Write out all the lines again, precisely as they stand, but without the images.

— Start RECORDED DATA —

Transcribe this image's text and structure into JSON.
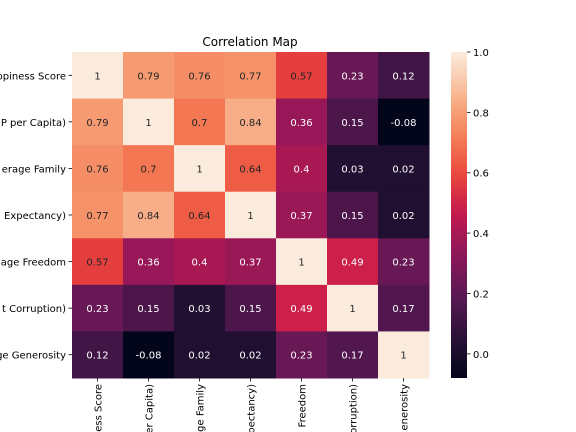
{
  "chart_data": {
    "type": "heatmap",
    "title": "Correlation Map",
    "rows": [
      "ppiness Score",
      "P per Capita)",
      "erage Family",
      ") Expectancy)",
      "age Freedom",
      "t Corruption)",
      "ge Generosity"
    ],
    "cols": [
      "ess Score",
      "er Capita)",
      "ge Family",
      "pectancy)",
      "Freedom",
      "orruption)",
      "enerosity"
    ],
    "values": [
      [
        1,
        0.79,
        0.76,
        0.77,
        0.57,
        0.23,
        0.12
      ],
      [
        0.79,
        1,
        0.7,
        0.84,
        0.36,
        0.15,
        -0.08
      ],
      [
        0.76,
        0.7,
        1,
        0.64,
        0.4,
        0.03,
        0.02
      ],
      [
        0.77,
        0.84,
        0.64,
        1,
        0.37,
        0.15,
        0.02
      ],
      [
        0.57,
        0.36,
        0.4,
        0.37,
        1,
        0.49,
        0.23
      ],
      [
        0.23,
        0.15,
        0.03,
        0.15,
        0.49,
        1,
        0.17
      ],
      [
        0.12,
        -0.08,
        0.02,
        0.02,
        0.23,
        0.17,
        1
      ]
    ],
    "colorbar": {
      "min": -0.08,
      "max": 1,
      "ticks": [
        0.0,
        0.2,
        0.4,
        0.6,
        0.8,
        1.0
      ],
      "tick_labels": [
        "0.0",
        "0.2",
        "0.4",
        "0.6",
        "0.8",
        "1.0"
      ]
    },
    "colormap": "rocket"
  }
}
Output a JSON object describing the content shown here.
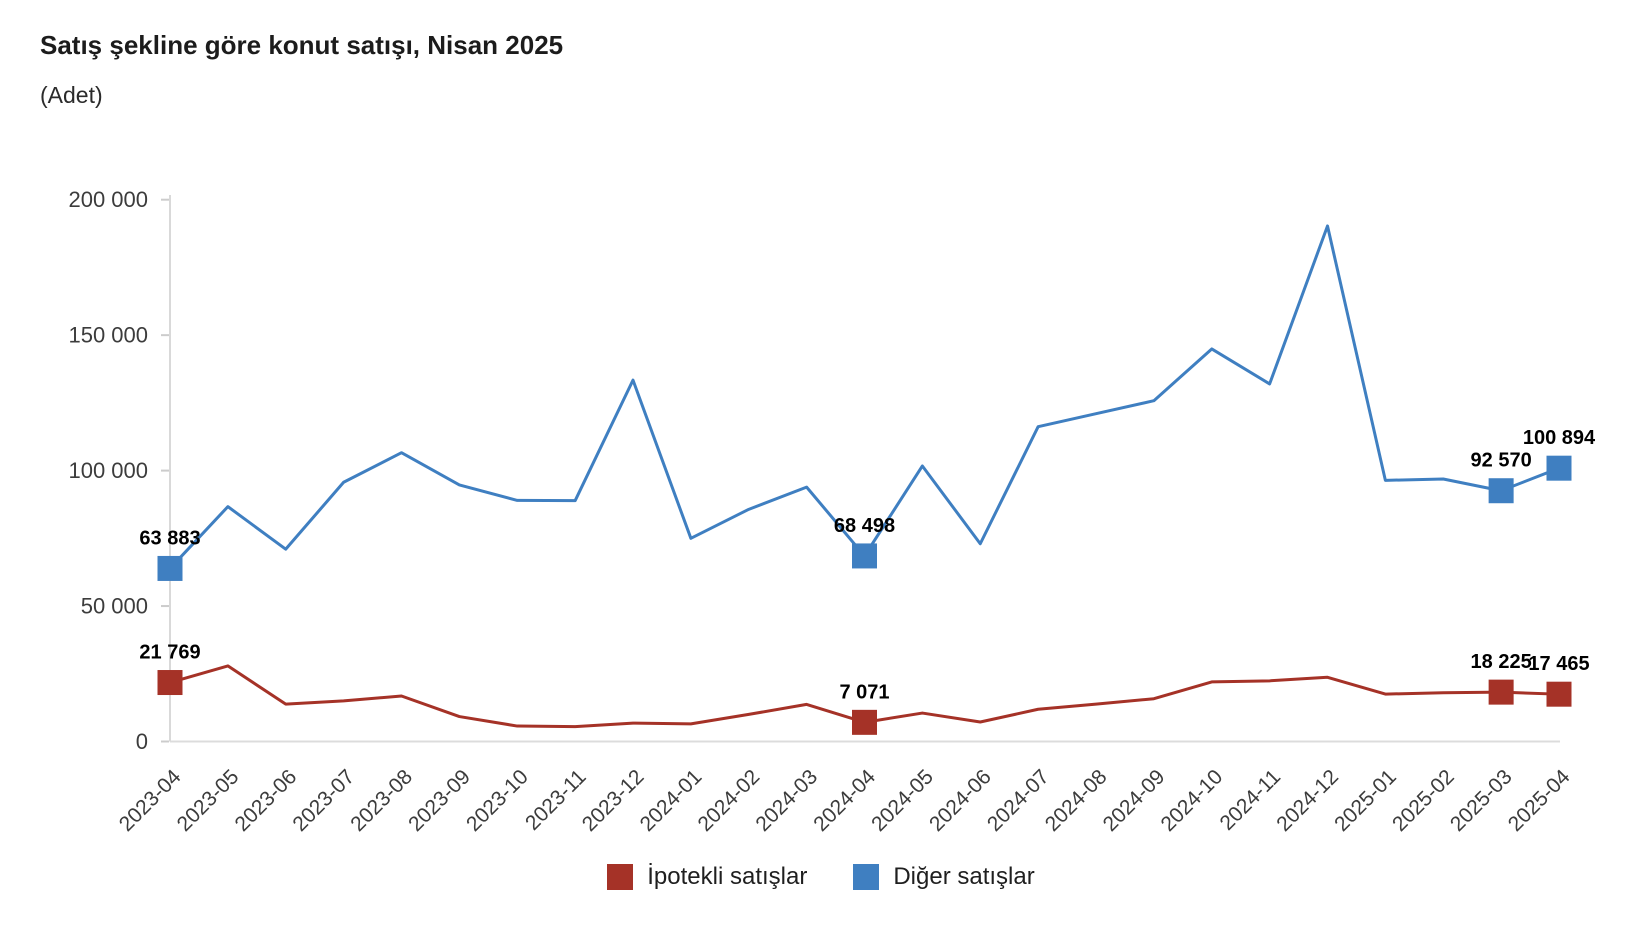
{
  "header": {
    "title": "Satış şekline göre konut satışı, Nisan 2025",
    "subtitle": "(Adet)"
  },
  "chart_data": {
    "type": "line",
    "categories": [
      "2023-04",
      "2023-05",
      "2023-06",
      "2023-07",
      "2023-08",
      "2023-09",
      "2023-10",
      "2023-11",
      "2023-12",
      "2024-01",
      "2024-02",
      "2024-03",
      "2024-04",
      "2024-05",
      "2024-06",
      "2024-07",
      "2024-08",
      "2024-09",
      "2024-10",
      "2024-11",
      "2024-12",
      "2025-01",
      "2025-02",
      "2025-03",
      "2025-04"
    ],
    "series": [
      {
        "id": "ipotekli-satislar",
        "name": "İpotekli satışlar",
        "color": "#a53227",
        "values": [
          21769,
          27900,
          13800,
          15000,
          16800,
          9200,
          5700,
          5500,
          6800,
          6500,
          10000,
          13700,
          7071,
          10500,
          7200,
          11900,
          13800,
          15800,
          22000,
          22400,
          23700,
          17500,
          18000,
          18225,
          17465
        ],
        "markers": [
          {
            "index": 0,
            "label": "21 769"
          },
          {
            "index": 12,
            "label": "7 071"
          },
          {
            "index": 23,
            "label": "18 225"
          },
          {
            "index": 24,
            "label": "17 465"
          }
        ]
      },
      {
        "id": "diger-satislar",
        "name": "Diğer satışlar",
        "color": "#3f7fc1",
        "values": [
          63883,
          86700,
          71000,
          95700,
          106600,
          94700,
          89000,
          88900,
          133400,
          75000,
          85700,
          93900,
          68498,
          101700,
          73000,
          116200,
          121000,
          125800,
          144900,
          132000,
          190300,
          96400,
          96900,
          92570,
          100894
        ],
        "markers": [
          {
            "index": 0,
            "label": "63 883"
          },
          {
            "index": 12,
            "label": "68 498"
          },
          {
            "index": 23,
            "label": "92 570"
          },
          {
            "index": 24,
            "label": "100 894"
          }
        ]
      }
    ],
    "ylim": [
      0,
      200000
    ],
    "yticks": [
      {
        "value": 0,
        "label": "0"
      },
      {
        "value": 50000,
        "label": "50 000"
      },
      {
        "value": 100000,
        "label": "100 000"
      },
      {
        "value": 150000,
        "label": "150 000"
      },
      {
        "value": 200000,
        "label": "200 000"
      }
    ],
    "xlabel": "",
    "ylabel": "",
    "grid": "off",
    "legend_position": "bottom"
  }
}
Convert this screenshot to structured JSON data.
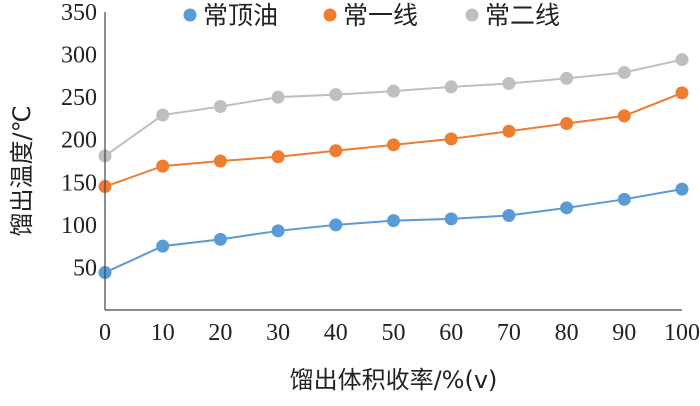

— End RECORDED DATA —

## [SOLUTION FOR THIS TASK]
Transcribe this image's text and structure into JSON.
{
  "chart_data": {
    "type": "heatmap",
    "title": "Correlation Map",
    "rows": [
      "ppiness Score",
      "P per Capita)",
      "erage Family",
      ") Expectancy)",
      "age Freedom",
      "t Corruption)",
      "ge Generosity"
    ],
    "cols": [
      "ess Score",
      "er Capita)",
      "ge Family",
      "pectancy)",
      "Freedom",
      "orruption)",
      "enerosity"
    ],
    "values": [
      [
        1,
        0.79,
        0.76,
        0.77,
        0.57,
        0.23,
        0.12
      ],
      [
        0.79,
        1,
        0.7,
        0.84,
        0.36,
        0.15,
        -0.08
      ],
      [
        0.76,
        0.7,
        1,
        0.64,
        0.4,
        0.03,
        0.02
      ],
      [
        0.77,
        0.84,
        0.64,
        1,
        0.37,
        0.15,
        0.02
      ],
      [
        0.57,
        0.36,
        0.4,
        0.37,
        1,
        0.49,
        0.23
      ],
      [
        0.23,
        0.15,
        0.03,
        0.15,
        0.49,
        1,
        0.17
      ],
      [
        0.12,
        -0.08,
        0.02,
        0.02,
        0.23,
        0.17,
        1
      ]
    ],
    "colorbar": {
      "min": -0.08,
      "max": 1,
      "ticks": [
        0.0,
        0.2,
        0.4,
        0.6,
        0.8,
        1.0
      ],
      "tick_labels": [
        "0.0",
        "0.2",
        "0.4",
        "0.6",
        "0.8",
        "1.0"
      ]
    },
    "colormap": "rocket"
  }
}
Output a JSON object describing the content shown here.
{
  "header": {
    "title": "Satış şekline göre konut satışı, Nisan 2025",
    "subtitle": "(Adet)"
  },
  "chart_data": {
    "type": "line",
    "categories": [
      "2023-04",
      "2023-05",
      "2023-06",
      "2023-07",
      "2023-08",
      "2023-09",
      "2023-10",
      "2023-11",
      "2023-12",
      "2024-01",
      "2024-02",
      "2024-03",
      "2024-04",
      "2024-05",
      "2024-06",
      "2024-07",
      "2024-08",
      "2024-09",
      "2024-10",
      "2024-11",
      "2024-12",
      "2025-01",
      "2025-02",
      "2025-03",
      "2025-04"
    ],
    "series": [
      {
        "id": "ipotekli-satislar",
        "name": "İpotekli satışlar",
        "color": "#a53227",
        "values": [
          21769,
          27900,
          13800,
          15000,
          16800,
          9200,
          5700,
          5500,
          6800,
          6500,
          10000,
          13700,
          7071,
          10500,
          7200,
          11900,
          13800,
          15800,
          22000,
          22400,
          23700,
          17500,
          18000,
          18225,
          17465
        ],
        "markers": [
          {
            "index": 0,
            "label": "21 769"
          },
          {
            "index": 12,
            "label": "7 071"
          },
          {
            "index": 23,
            "label": "18 225"
          },
          {
            "index": 24,
            "label": "17 465"
          }
        ]
      },
      {
        "id": "diger-satislar",
        "name": "Diğer satışlar",
        "color": "#3f7fc1",
        "values": [
          63883,
          86700,
          71000,
          95700,
          106600,
          94700,
          89000,
          88900,
          133400,
          75000,
          85700,
          93900,
          68498,
          101700,
          73000,
          116200,
          121000,
          125800,
          144900,
          132000,
          190300,
          96400,
          96900,
          92570,
          100894
        ],
        "markers": [
          {
            "index": 0,
            "label": "63 883"
          },
          {
            "index": 12,
            "label": "68 498"
          },
          {
            "index": 23,
            "label": "92 570"
          },
          {
            "index": 24,
            "label": "100 894"
          }
        ]
      }
    ],
    "ylim": [
      0,
      200000
    ],
    "yticks": [
      {
        "value": 0,
        "label": "0"
      },
      {
        "value": 50000,
        "label": "50 000"
      },
      {
        "value": 100000,
        "label": "100 000"
      },
      {
        "value": 150000,
        "label": "150 000"
      },
      {
        "value": 200000,
        "label": "200 000"
      }
    ],
    "xlabel": "",
    "ylabel": "",
    "grid": "off",
    "legend_position": "bottom"
  }
}
Convert this screenshot to structured JSON data.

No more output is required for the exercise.